▸ **EXERCISE**: Output every record word for word.

### DATA LISTING

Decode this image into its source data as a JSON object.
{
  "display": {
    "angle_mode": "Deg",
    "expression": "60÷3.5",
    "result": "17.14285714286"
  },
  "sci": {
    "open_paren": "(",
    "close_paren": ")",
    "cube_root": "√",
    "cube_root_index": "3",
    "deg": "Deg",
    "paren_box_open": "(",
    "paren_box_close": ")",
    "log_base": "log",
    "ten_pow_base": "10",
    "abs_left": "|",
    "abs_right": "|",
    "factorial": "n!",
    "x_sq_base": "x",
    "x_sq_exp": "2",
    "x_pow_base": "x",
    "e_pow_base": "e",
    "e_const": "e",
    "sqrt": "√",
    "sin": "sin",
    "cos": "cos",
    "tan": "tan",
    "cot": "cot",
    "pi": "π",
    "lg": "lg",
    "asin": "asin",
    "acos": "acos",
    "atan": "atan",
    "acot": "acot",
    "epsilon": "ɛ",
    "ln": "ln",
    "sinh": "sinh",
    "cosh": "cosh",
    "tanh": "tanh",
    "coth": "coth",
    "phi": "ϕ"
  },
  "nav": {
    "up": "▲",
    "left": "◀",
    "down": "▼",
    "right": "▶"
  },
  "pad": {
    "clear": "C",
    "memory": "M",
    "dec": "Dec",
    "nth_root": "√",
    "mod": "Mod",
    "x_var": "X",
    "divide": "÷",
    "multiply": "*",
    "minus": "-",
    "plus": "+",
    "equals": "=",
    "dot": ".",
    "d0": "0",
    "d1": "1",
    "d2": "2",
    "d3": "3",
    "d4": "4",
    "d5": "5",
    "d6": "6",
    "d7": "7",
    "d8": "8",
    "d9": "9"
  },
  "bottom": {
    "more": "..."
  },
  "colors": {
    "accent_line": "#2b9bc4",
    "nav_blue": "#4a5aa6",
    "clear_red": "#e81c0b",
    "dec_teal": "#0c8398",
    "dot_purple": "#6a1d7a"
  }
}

######

▸ **ANSWER IN FULL**:
Decode this image into its source data as a JSON object.
{
  "display": {
    "angle_mode": "Deg",
    "expression": "60÷3.5",
    "result": "17.14285714286"
  },
  "sci": {
    "open_paren": "(",
    "close_paren": ")",
    "cube_root": "√",
    "cube_root_index": "3",
    "deg": "Deg",
    "paren_box_open": "(",
    "paren_box_close": ")",
    "log_base": "log",
    "ten_pow_base": "10",
    "abs_left": "|",
    "abs_right": "|",
    "factorial": "n!",
    "x_sq_base": "x",
    "x_sq_exp": "2",
    "x_pow_base": "x",
    "e_pow_base": "e",
    "e_const": "e",
    "sqrt": "√",
    "sin": "sin",
    "cos": "cos",
    "tan": "tan",
    "cot": "cot",
    "pi": "π",
    "lg": "lg",
    "asin": "asin",
    "acos": "acos",
    "atan": "atan",
    "acot": "acot",
    "epsilon": "ɛ",
    "ln": "ln",
    "sinh": "sinh",
    "cosh": "cosh",
    "tanh": "tanh",
    "coth": "coth",
    "phi": "ϕ"
  },
  "nav": {
    "up": "▲",
    "left": "◀",
    "down": "▼",
    "right": "▶"
  },
  "pad": {
    "clear": "C",
    "memory": "M",
    "dec": "Dec",
    "nth_root": "√",
    "mod": "Mod",
    "x_var": "X",
    "divide": "÷",
    "multiply": "*",
    "minus": "-",
    "plus": "+",
    "equals": "=",
    "dot": ".",
    "d0": "0",
    "d1": "1",
    "d2": "2",
    "d3": "3",
    "d4": "4",
    "d5": "5",
    "d6": "6",
    "d7": "7",
    "d8": "8",
    "d9": "9"
  },
  "bottom": {
    "more": "..."
  },
  "colors": {
    "accent_line": "#2b9bc4",
    "nav_blue": "#4a5aa6",
    "clear_red": "#e81c0b",
    "dec_teal": "#0c8398",
    "dot_purple": "#6a1d7a"
  }
}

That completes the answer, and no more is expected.